■ **Short exercise**:
Retype all the entries word for word, but omit the pictures.

++++ Records for the task

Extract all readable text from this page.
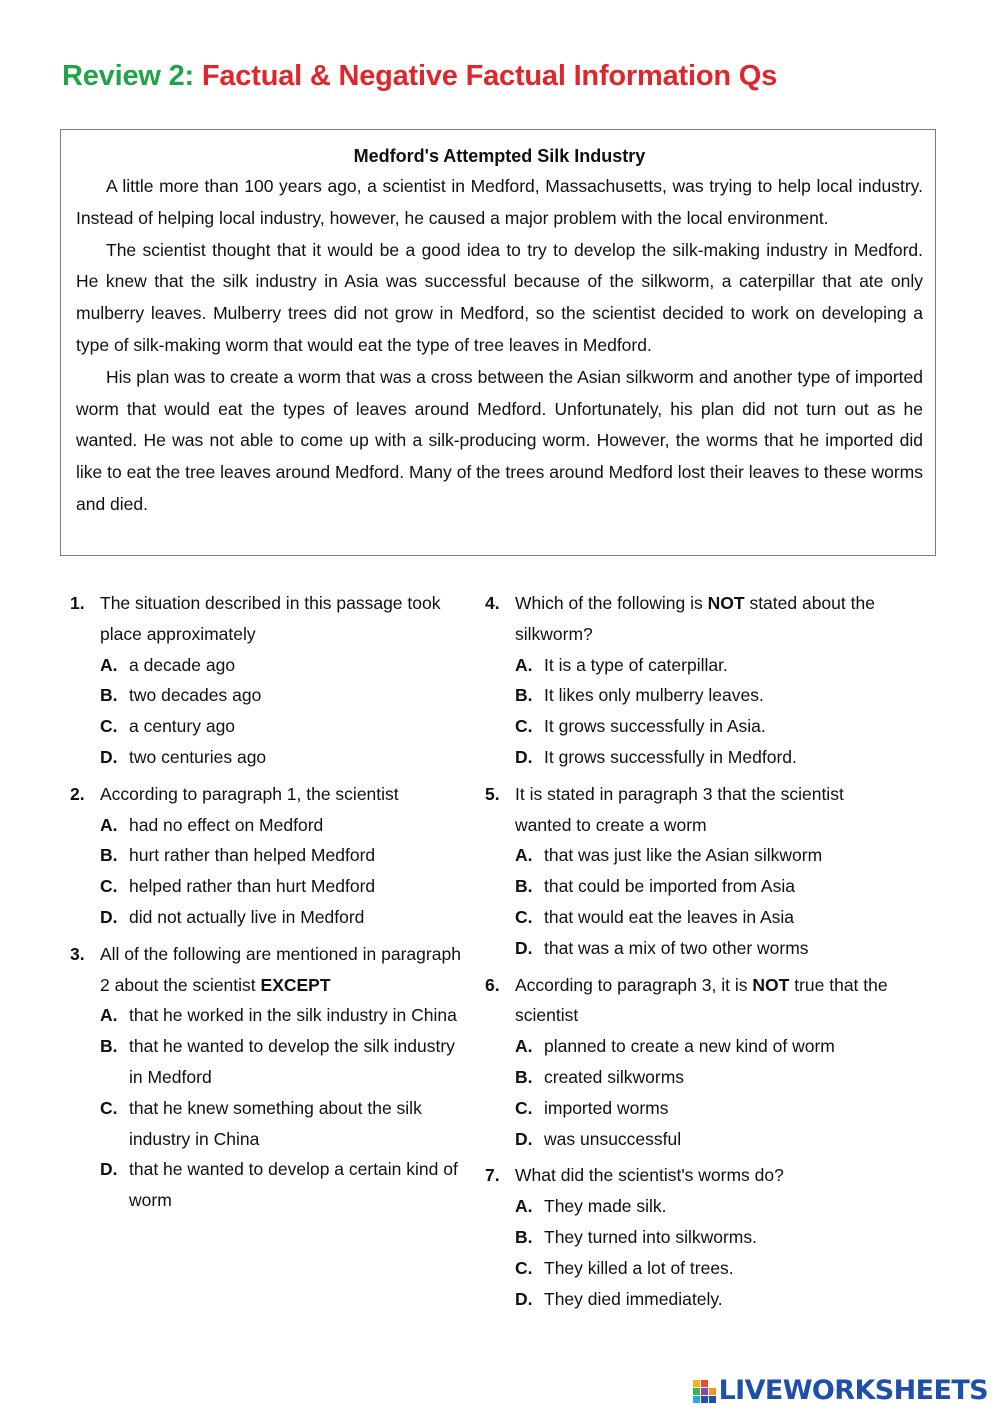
Review 2: Factual & Negative Factual Information Qs
Medford's Attempted Silk Industry

A little more than 100 years ago, a scientist in Medford, Massachusetts, was trying to help local industry. Instead of helping local industry, however, he caused a major problem with the local environment.

The scientist thought that it would be a good idea to try to develop the silk-making industry in Medford. He knew that the silk industry in Asia was successful because of the silkworm, a caterpillar that ate only mulberry leaves. Mulberry trees did not grow in Medford, so the scientist decided to work on developing a type of silk-making worm that would eat the type of tree leaves in Medford.

His plan was to create a worm that was a cross between the Asian silkworm and another type of imported worm that would eat the types of leaves around Medford. Unfortunately, his plan did not turn out as he wanted. He was not able to come up with a silk-producing worm. However, the worms that he imported did like to eat the tree leaves around Medford. Many of the trees around Medford lost their leaves to these worms and died.

1. The situation described in this passage took place approximately
A. a decade ago
B. two decades ago
C. a century ago
D. two centuries ago
2. According to paragraph 1, the scientist
A. had no effect on Medford
B. hurt rather than helped Medford
C. helped rather than hurt Medford
D. did not actually live in Medford
3. All of the following are mentioned in paragraph 2 about the scientist EXCEPT
A. that he worked in the silk industry in China
B. that he wanted to develop the silk industry in Medford
C. that he knew something about the silk industry in China
D. that he wanted to develop a certain kind of worm
4. Which of the following is NOT stated about the silkworm?
A. It is a type of caterpillar.
B. It likes only mulberry leaves.
C. It grows successfully in Asia.
D. It grows successfully in Medford.
5. It is stated in paragraph 3 that the scientist wanted to create a worm
A. that was just like the Asian silkworm
B. that could be imported from Asia
C. that would eat the leaves in Asia
D. that was a mix of two other worms
6. According to paragraph 3, it is NOT true that the scientist
A. planned to create a new kind of worm
B. created silkworms
C. imported worms
D. was unsuccessful
7. What did the scientist's worms do?
A. They made silk.
B. They turned into silkworms.
C. They killed a lot of trees.
D. They died immediately.
LIVEWORKSHEETS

++++++++

■ **Task response**:
Extract all readable text from this page.
Review 2: Factual & Negative Factual Information Qs
Medford's Attempted Silk Industry

A little more than 100 years ago, a scientist in Medford, Massachusetts, was trying to help local industry. Instead of helping local industry, however, he caused a major problem with the local environment.

The scientist thought that it would be a good idea to try to develop the silk-making industry in Medford. He knew that the silk industry in Asia was successful because of the silkworm, a caterpillar that ate only mulberry leaves. Mulberry trees did not grow in Medford, so the scientist decided to work on developing a type of silk-making worm that would eat the type of tree leaves in Medford.

His plan was to create a worm that was a cross between the Asian silkworm and another type of imported worm that would eat the types of leaves around Medford. Unfortunately, his plan did not turn out as he wanted. He was not able to come up with a silk-producing worm. However, the worms that he imported did like to eat the tree leaves around Medford. Many of the trees around Medford lost their leaves to these worms and died.

1. The situation described in this passage took place approximately
A. a decade ago
B. two decades ago
C. a century ago
D. two centuries ago
2. According to paragraph 1, the scientist
A. had no effect on Medford
B. hurt rather than helped Medford
C. helped rather than hurt Medford
D. did not actually live in Medford
3. All of the following are mentioned in paragraph 2 about the scientist EXCEPT
A. that he worked in the silk industry in China
B. that he wanted to develop the silk industry in Medford
C. that he knew something about the silk industry in China
D. that he wanted to develop a certain kind of worm
4. Which of the following is NOT stated about the silkworm?
A. It is a type of caterpillar.
B. It likes only mulberry leaves.
C. It grows successfully in Asia.
D. It grows successfully in Medford.
5. It is stated in paragraph 3 that the scientist wanted to create a worm
A. that was just like the Asian silkworm
B. that could be imported from Asia
C. that would eat the leaves in Asia
D. that was a mix of two other worms
6. According to paragraph 3, it is NOT true that the scientist
A. planned to create a new kind of worm
B. created silkworms
C. imported worms
D. was unsuccessful
7. What did the scientist's worms do?
A. They made silk.
B. They turned into silkworms.
C. They killed a lot of trees.
D. They died immediately.
LIVEWORKSHEETS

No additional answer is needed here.